● **WRITTEN PROBLEM**:
Below are records to be output exactly, every one of them.

Items from a dataset:
▬▬▬▬▬▬▬▬▬▬

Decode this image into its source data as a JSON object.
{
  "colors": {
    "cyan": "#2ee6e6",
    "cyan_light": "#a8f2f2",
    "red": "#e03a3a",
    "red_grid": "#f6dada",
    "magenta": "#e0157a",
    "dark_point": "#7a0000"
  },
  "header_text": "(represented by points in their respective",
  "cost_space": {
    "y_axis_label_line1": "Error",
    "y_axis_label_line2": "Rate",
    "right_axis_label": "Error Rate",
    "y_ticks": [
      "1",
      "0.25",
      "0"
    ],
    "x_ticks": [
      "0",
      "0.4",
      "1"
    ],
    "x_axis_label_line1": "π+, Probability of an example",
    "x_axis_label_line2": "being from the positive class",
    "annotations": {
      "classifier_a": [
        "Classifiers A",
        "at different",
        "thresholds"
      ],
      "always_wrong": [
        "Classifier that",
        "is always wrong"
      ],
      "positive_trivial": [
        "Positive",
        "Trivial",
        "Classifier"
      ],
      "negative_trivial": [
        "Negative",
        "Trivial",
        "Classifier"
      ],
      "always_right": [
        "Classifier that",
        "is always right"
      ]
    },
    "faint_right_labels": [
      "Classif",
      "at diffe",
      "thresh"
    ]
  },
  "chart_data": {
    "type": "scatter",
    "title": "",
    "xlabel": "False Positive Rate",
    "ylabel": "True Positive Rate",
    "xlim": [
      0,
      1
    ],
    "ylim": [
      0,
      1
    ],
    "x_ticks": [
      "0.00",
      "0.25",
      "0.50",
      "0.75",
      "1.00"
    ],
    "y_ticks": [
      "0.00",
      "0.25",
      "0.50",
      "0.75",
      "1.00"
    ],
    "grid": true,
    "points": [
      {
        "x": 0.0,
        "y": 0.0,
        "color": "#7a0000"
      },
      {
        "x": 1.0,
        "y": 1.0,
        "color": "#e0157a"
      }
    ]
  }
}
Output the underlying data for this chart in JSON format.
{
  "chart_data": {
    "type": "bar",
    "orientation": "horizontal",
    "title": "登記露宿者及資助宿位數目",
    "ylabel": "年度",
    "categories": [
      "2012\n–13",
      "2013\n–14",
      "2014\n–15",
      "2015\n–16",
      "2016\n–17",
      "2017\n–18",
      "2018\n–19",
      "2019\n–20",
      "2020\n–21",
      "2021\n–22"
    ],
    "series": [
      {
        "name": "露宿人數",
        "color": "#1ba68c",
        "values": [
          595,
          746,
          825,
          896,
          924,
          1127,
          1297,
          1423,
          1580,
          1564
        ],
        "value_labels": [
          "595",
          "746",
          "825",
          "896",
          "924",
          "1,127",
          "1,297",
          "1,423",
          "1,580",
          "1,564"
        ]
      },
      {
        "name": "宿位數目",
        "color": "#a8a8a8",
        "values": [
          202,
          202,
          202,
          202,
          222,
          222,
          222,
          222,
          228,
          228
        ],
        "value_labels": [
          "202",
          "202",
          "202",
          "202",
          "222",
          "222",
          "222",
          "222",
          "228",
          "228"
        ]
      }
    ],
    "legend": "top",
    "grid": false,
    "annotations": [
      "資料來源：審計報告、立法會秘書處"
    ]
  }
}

▬▬▬▬▬▬▬▬▬▬

● **TASK RESULT**:
Decode this image into its source data as a JSON object.
{
  "colors": {
    "cyan": "#2ee6e6",
    "cyan_light": "#a8f2f2",
    "red": "#e03a3a",
    "red_grid": "#f6dada",
    "magenta": "#e0157a",
    "dark_point": "#7a0000"
  },
  "header_text": "(represented by points in their respective",
  "cost_space": {
    "y_axis_label_line1": "Error",
    "y_axis_label_line2": "Rate",
    "right_axis_label": "Error Rate",
    "y_ticks": [
      "1",
      "0.25",
      "0"
    ],
    "x_ticks": [
      "0",
      "0.4",
      "1"
    ],
    "x_axis_label_line1": "π+, Probability of an example",
    "x_axis_label_line2": "being from the positive class",
    "annotations": {
      "classifier_a": [
        "Classifiers A",
        "at different",
        "thresholds"
      ],
      "always_wrong": [
        "Classifier that",
        "is always wrong"
      ],
      "positive_trivial": [
        "Positive",
        "Trivial",
        "Classifier"
      ],
      "negative_trivial": [
        "Negative",
        "Trivial",
        "Classifier"
      ],
      "always_right": [
        "Classifier that",
        "is always right"
      ]
    },
    "faint_right_labels": [
      "Classif",
      "at diffe",
      "thresh"
    ]
  },
  "chart_data": {
    "type": "scatter",
    "title": "",
    "xlabel": "False Positive Rate",
    "ylabel": "True Positive Rate",
    "xlim": [
      0,
      1
    ],
    "ylim": [
      0,
      1
    ],
    "x_ticks": [
      "0.00",
      "0.25",
      "0.50",
      "0.75",
      "1.00"
    ],
    "y_ticks": [
      "0.00",
      "0.25",
      "0.50",
      "0.75",
      "1.00"
    ],
    "grid": true,
    "points": [
      {
        "x": 0.0,
        "y": 0.0,
        "color": "#7a0000"
      },
      {
        "x": 1.0,
        "y": 1.0,
        "color": "#e0157a"
      }
    ]
  }
}
Output the underlying data for this chart in JSON format.
{
  "chart_data": {
    "type": "bar",
    "orientation": "horizontal",
    "title": "登記露宿者及資助宿位數目",
    "ylabel": "年度",
    "categories": [
      "2012\n–13",
      "2013\n–14",
      "2014\n–15",
      "2015\n–16",
      "2016\n–17",
      "2017\n–18",
      "2018\n–19",
      "2019\n–20",
      "2020\n–21",
      "2021\n–22"
    ],
    "series": [
      {
        "name": "露宿人數",
        "color": "#1ba68c",
        "values": [
          595,
          746,
          825,
          896,
          924,
          1127,
          1297,
          1423,
          1580,
          1564
        ],
        "value_labels": [
          "595",
          "746",
          "825",
          "896",
          "924",
          "1,127",
          "1,297",
          "1,423",
          "1,580",
          "1,564"
        ]
      },
      {
        "name": "宿位數目",
        "color": "#a8a8a8",
        "values": [
          202,
          202,
          202,
          202,
          222,
          222,
          222,
          222,
          228,
          228
        ],
        "value_labels": [
          "202",
          "202",
          "202",
          "202",
          "222",
          "222",
          "222",
          "222",
          "228",
          "228"
        ]
      }
    ],
    "legend": "top",
    "grid": false,
    "annotations": [
      "資料來源：審計報告、立法會秘書處"
    ]
  }
}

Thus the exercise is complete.